### REQUIREMENT
Locate the word "source" in the data below, then copy every line that holds it.

#### GIVEN INFORMATION

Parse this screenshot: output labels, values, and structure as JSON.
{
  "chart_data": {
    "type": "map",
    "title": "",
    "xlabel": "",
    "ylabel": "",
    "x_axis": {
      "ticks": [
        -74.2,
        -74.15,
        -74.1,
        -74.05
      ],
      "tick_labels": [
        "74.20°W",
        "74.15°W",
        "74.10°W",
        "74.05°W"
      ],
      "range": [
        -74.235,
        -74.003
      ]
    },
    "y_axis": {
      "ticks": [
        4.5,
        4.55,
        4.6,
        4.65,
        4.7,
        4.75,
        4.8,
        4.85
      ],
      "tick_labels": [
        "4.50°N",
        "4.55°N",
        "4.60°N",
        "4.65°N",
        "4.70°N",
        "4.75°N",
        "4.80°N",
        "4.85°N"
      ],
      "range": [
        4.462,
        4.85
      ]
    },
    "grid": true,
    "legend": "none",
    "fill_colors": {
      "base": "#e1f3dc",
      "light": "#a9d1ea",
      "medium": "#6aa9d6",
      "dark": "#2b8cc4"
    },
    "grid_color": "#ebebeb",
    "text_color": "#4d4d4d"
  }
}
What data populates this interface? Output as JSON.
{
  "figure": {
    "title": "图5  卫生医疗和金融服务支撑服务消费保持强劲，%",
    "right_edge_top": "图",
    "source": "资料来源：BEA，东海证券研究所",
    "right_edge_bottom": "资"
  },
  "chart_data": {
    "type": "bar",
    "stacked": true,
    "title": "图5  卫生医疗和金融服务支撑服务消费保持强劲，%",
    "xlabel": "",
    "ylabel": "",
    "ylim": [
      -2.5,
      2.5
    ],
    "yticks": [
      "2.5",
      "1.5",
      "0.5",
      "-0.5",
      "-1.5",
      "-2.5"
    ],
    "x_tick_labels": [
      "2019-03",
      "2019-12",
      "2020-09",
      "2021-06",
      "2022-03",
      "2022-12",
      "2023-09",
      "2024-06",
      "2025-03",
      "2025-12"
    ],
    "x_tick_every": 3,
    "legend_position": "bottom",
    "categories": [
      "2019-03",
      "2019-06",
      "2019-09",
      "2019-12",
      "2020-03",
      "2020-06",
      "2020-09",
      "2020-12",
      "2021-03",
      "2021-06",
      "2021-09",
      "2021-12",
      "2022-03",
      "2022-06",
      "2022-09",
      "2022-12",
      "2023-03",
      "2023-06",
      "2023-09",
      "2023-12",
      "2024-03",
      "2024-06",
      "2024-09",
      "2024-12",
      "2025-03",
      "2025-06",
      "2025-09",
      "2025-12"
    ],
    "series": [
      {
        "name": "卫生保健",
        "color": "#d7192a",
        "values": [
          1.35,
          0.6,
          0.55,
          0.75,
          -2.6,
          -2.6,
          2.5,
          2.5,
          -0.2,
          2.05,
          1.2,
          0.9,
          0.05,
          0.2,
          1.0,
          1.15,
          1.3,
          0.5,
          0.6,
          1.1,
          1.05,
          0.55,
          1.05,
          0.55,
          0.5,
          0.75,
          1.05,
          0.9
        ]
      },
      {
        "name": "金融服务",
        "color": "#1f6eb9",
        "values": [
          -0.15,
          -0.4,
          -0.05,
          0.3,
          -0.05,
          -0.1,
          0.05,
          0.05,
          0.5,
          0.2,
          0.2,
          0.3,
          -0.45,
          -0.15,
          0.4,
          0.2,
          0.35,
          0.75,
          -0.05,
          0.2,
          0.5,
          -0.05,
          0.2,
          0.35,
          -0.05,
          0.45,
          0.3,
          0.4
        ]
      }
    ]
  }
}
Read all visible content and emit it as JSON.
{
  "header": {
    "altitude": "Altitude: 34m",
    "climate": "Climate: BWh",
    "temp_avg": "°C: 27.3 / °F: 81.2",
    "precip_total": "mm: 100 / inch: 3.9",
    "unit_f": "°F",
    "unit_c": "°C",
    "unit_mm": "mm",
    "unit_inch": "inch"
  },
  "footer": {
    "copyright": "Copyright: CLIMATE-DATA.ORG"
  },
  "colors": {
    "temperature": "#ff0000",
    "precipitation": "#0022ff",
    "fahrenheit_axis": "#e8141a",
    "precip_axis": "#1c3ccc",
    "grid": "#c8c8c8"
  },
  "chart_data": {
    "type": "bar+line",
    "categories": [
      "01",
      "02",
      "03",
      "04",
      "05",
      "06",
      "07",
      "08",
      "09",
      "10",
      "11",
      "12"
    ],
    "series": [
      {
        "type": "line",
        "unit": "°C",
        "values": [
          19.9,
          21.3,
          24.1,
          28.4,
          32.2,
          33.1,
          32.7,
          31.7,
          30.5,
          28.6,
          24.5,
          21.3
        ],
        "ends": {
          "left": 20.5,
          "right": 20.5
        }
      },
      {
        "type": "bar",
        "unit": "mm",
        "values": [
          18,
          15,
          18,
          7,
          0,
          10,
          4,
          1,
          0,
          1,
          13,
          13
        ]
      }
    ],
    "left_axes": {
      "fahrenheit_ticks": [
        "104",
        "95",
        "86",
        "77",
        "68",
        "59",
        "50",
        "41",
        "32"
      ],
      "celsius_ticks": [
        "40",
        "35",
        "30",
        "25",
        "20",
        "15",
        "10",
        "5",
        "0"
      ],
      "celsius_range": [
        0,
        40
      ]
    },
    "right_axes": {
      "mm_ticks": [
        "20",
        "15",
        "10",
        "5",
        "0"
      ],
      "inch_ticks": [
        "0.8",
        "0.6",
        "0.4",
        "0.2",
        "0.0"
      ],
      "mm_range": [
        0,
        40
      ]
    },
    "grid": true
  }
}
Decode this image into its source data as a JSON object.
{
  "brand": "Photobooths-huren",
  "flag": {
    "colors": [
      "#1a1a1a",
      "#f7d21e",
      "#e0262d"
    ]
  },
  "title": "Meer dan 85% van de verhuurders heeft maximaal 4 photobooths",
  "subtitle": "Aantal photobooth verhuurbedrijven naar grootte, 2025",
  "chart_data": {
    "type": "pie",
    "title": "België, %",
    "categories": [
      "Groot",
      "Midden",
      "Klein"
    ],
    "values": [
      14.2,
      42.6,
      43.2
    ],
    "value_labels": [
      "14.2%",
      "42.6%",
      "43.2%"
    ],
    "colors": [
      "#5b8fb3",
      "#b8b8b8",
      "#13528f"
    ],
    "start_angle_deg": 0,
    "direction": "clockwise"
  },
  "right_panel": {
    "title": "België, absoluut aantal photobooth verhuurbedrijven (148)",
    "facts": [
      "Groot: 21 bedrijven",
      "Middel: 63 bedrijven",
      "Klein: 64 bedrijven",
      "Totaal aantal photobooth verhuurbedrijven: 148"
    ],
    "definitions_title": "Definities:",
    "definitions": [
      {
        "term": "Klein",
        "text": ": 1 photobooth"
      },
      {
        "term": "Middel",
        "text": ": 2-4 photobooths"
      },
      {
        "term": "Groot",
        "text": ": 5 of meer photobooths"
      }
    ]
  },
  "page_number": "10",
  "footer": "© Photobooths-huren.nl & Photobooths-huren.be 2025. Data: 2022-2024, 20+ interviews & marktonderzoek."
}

########

### OUTPUT BELOW
    "source": "资料来源：BEA，东海证券研究所",
Decode this image into its source data as a JSON object.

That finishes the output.